Question

7. A car starts from rest and accelerates at 3 m/s2 for 5 seconds and then continues with constant velocity. Calculate the distance covered in 15 seconds since it starts from rest.

Answer 1

The distance travelled by the car in first 5 seconds

S=ut+1/2at²

u=0as the car starts from rest

S=1/2×3×25

S=37.5

The final velocity of the first part will be the initial velocity of the second part

V=at

V=15 m/s

The distance covered in the next 10 seconds

S1=V×t=10×15=150

Total distance covered

=150+37.5=187.5

I hope this helps ( ╹▽╹ )

Answer 2

Answer:

$37.5 \: m$

Explanation:

$Initial \: vel \: (u) \: = 0$

$Acceleration \: (a) \: = 5 {m/s}^{2}$

$Time \: (t) \: = 5s$

$Therefore, \\ Final \: vel \: (v) \: = u + at \\ = 0 + 3 \times 5 \\ = 15 \: m/s$

$Therefore, \\ Distance(s) \: = \: u + \frac{1}{2} {at}^{2} \\ = 0 + \frac{1}{2} \times 3 \times {5}^{2} \\ = \frac{1}{2} \times 3 \times 25 \\ = \frac{1}{2} \times 75 \\ = 37.5 \: m$

$Hope \: this \: will \: help \: u....$
———
Write out the part of the car-distance thread that starts at "7. A car starts" and ends at "starts from rest.", word for word. Rely solely on the car-distance thread to do this.

Layout annotation data:
———
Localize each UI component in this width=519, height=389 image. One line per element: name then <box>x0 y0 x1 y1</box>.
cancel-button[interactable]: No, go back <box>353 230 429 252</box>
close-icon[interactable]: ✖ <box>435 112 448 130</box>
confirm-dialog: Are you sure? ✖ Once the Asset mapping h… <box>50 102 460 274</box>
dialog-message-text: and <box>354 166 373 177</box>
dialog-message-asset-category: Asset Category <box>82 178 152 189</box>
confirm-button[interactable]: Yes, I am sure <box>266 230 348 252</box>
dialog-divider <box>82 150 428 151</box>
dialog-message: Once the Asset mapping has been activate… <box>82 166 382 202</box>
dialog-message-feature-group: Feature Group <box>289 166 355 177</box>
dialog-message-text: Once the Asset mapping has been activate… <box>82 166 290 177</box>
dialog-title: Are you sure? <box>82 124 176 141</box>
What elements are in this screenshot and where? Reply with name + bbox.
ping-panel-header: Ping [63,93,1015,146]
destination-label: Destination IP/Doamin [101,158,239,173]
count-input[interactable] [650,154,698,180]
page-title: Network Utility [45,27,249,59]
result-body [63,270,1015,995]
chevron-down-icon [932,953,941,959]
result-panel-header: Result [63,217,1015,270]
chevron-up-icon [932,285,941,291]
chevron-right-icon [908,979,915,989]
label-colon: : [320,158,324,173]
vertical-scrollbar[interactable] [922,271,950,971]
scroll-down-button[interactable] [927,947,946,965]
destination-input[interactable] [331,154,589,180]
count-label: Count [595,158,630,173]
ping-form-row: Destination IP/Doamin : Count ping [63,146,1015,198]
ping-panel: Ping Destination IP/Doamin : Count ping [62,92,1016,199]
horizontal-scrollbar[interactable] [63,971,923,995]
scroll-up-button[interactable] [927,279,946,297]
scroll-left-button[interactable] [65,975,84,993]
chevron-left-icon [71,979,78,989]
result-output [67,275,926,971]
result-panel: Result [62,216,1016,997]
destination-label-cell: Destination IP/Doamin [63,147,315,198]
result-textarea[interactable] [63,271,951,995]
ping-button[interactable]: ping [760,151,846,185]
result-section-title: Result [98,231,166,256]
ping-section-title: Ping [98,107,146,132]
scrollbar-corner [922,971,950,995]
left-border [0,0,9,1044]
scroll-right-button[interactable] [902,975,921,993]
———
**Solution for this task:**
7. A car starts from rest and accelerates at 3 m/s2 for 5 seconds and then continues with constant velocity. Calculate the distance covered in 15 seconds since it starts from rest.